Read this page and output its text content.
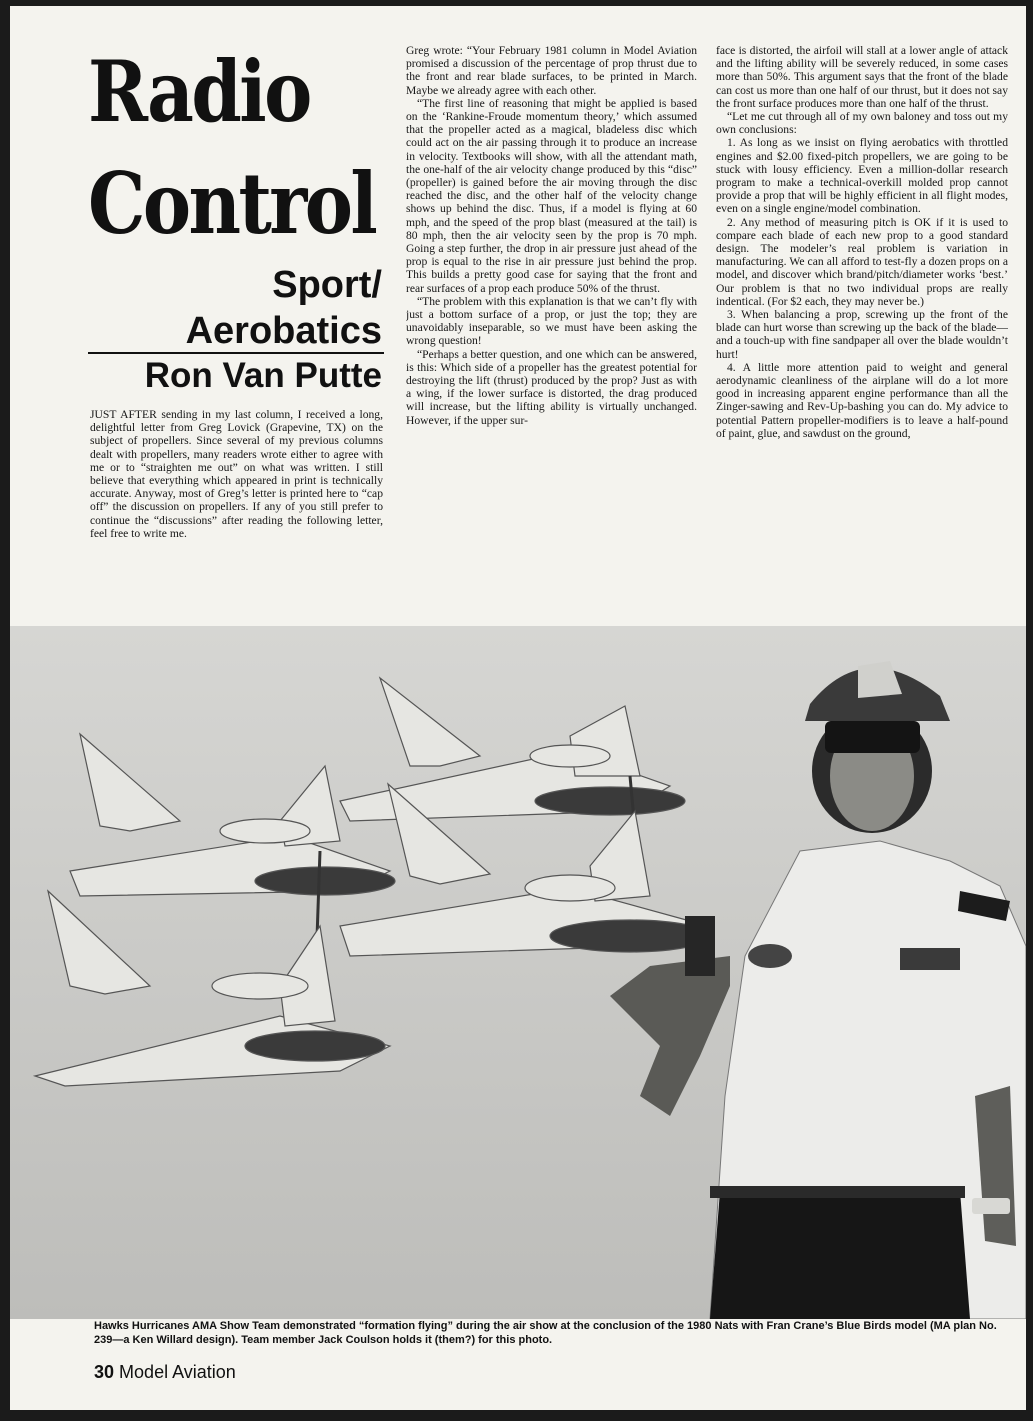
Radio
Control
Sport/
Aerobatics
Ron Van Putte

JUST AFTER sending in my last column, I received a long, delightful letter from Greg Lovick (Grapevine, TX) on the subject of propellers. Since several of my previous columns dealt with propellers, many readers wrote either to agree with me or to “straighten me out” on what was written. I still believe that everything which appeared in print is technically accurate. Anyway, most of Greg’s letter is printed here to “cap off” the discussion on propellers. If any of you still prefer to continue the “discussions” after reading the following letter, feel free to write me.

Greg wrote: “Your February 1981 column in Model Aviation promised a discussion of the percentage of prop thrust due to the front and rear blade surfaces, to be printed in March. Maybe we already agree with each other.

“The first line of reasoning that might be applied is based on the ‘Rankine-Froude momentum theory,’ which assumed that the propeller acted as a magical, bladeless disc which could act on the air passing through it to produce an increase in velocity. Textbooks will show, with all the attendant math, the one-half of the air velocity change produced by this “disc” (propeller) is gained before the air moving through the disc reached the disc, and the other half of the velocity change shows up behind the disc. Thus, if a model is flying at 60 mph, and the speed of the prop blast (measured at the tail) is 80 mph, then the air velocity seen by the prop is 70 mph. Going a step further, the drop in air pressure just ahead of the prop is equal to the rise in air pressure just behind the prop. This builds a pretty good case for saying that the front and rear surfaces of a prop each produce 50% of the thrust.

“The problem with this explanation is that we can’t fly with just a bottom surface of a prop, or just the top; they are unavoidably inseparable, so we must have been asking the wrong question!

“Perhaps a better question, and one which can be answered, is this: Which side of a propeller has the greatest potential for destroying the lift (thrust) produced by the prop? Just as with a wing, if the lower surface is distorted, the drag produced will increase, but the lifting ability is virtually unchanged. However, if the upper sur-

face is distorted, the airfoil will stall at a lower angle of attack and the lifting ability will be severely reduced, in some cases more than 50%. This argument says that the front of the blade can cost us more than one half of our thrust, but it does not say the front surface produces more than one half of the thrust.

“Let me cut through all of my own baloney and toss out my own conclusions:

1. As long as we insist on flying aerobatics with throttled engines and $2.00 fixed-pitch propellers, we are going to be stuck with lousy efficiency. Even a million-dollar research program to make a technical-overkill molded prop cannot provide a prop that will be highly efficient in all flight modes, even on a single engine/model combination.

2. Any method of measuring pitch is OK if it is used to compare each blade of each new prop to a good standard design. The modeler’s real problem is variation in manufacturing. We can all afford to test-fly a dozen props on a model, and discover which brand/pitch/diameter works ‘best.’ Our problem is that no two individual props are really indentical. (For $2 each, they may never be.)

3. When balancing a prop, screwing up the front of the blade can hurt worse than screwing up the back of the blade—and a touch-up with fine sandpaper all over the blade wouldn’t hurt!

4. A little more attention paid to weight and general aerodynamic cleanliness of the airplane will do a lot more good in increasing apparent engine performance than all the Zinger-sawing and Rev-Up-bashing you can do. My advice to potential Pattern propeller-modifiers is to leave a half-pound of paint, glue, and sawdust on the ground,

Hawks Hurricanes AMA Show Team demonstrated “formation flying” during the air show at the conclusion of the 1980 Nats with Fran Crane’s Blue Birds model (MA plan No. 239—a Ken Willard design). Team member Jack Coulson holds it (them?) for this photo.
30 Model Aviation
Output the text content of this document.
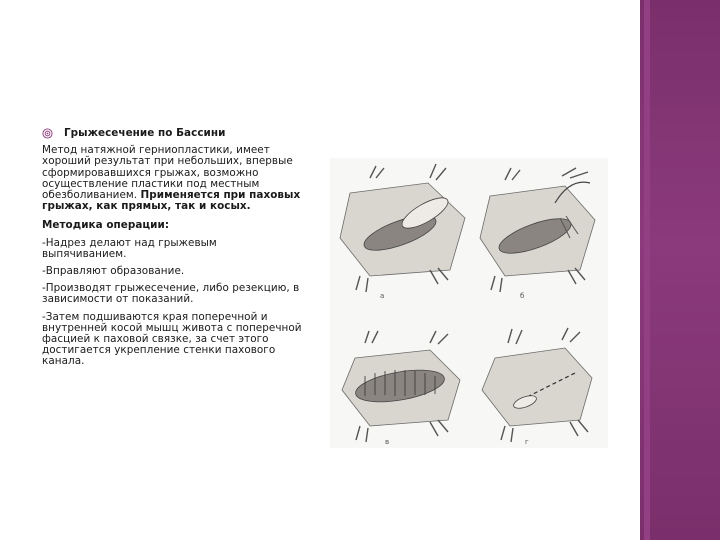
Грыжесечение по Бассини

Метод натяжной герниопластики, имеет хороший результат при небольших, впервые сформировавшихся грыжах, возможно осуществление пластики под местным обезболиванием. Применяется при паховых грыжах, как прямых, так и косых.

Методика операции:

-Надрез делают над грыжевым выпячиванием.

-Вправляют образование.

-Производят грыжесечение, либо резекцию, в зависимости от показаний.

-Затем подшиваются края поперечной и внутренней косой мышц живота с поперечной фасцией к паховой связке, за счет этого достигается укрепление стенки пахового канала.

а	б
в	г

**Exercise details:** Copy all lines from the data that hold the word "question".

**Answer:**
“The problem with this explanation is that we can’t fly with just a bottom surface of a prop, or just the top; they are unavoidably inseparable, so we must have been asking the wrong question!
“Perhaps a better question, and one which can be answered, is this: Which side of a propeller has the greatest potential for destroying the lift (thrust) produced by the prop? Just as with a wing, if the lower surface is distorted, the drag produced will increase, but the lifting ability is virtually unchanged. However, if the upper sur-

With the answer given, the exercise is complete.